● **Exercise task**: Looking at the listing, state how many of its lines contain the string "title". Write only the number.

● **Records**:
··········
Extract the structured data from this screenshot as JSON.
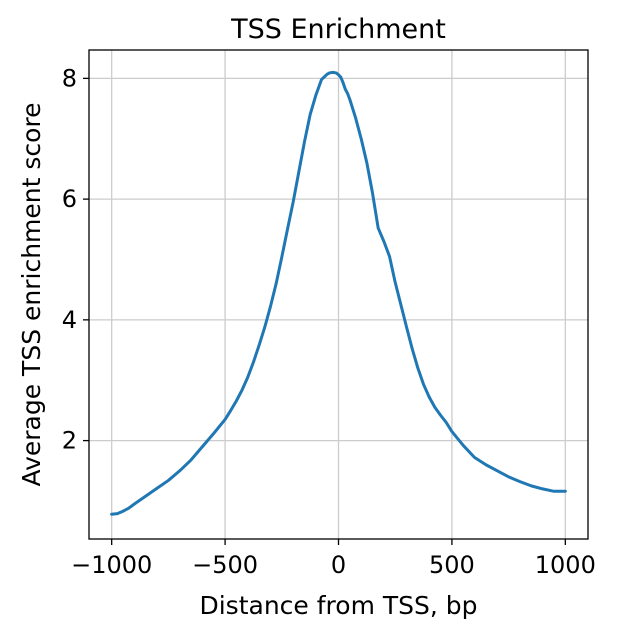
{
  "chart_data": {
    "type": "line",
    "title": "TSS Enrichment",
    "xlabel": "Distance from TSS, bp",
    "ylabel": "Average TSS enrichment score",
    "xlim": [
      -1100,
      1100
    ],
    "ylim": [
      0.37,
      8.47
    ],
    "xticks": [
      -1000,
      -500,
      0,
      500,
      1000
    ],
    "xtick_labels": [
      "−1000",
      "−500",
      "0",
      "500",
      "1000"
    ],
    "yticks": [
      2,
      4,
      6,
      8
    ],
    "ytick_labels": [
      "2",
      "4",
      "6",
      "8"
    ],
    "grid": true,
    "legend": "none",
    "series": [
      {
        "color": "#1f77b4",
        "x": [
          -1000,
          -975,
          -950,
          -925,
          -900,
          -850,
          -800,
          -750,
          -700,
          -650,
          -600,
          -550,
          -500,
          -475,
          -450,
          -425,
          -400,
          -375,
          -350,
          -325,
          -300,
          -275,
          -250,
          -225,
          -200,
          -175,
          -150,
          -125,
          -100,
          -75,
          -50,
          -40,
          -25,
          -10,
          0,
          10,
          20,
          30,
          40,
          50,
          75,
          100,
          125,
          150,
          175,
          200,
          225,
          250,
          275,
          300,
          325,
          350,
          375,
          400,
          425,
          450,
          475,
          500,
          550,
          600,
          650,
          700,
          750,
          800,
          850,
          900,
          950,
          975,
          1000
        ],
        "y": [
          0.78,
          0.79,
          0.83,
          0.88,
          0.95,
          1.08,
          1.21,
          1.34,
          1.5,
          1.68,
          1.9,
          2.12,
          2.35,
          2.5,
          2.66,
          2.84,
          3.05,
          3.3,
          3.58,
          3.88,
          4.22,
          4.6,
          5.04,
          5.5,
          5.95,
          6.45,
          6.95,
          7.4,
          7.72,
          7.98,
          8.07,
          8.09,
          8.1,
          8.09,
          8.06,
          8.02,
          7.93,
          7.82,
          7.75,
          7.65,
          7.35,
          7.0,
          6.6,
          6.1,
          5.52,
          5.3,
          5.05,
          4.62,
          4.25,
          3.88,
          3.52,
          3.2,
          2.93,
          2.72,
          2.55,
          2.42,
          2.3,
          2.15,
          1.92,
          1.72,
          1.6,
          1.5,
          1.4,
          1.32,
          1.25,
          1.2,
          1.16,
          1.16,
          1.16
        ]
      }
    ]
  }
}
··········
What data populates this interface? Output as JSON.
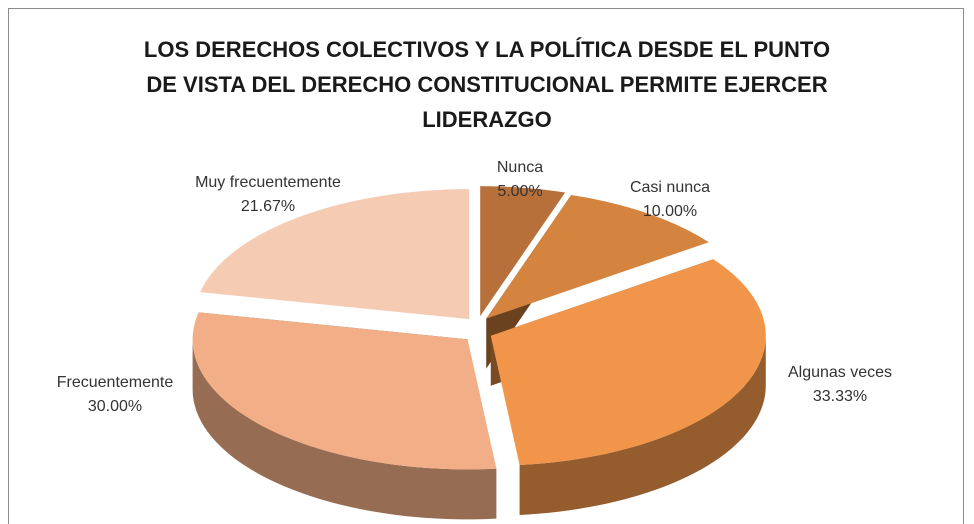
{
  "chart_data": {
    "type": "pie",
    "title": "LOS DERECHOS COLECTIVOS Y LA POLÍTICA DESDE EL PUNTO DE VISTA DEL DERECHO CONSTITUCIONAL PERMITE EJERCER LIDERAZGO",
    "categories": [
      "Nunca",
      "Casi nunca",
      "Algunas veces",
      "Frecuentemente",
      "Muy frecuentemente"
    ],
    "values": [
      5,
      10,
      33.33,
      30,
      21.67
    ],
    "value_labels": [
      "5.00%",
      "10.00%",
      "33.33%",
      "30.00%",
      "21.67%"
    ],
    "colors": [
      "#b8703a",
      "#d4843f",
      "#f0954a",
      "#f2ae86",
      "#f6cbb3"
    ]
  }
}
··········
● **Full response**: 2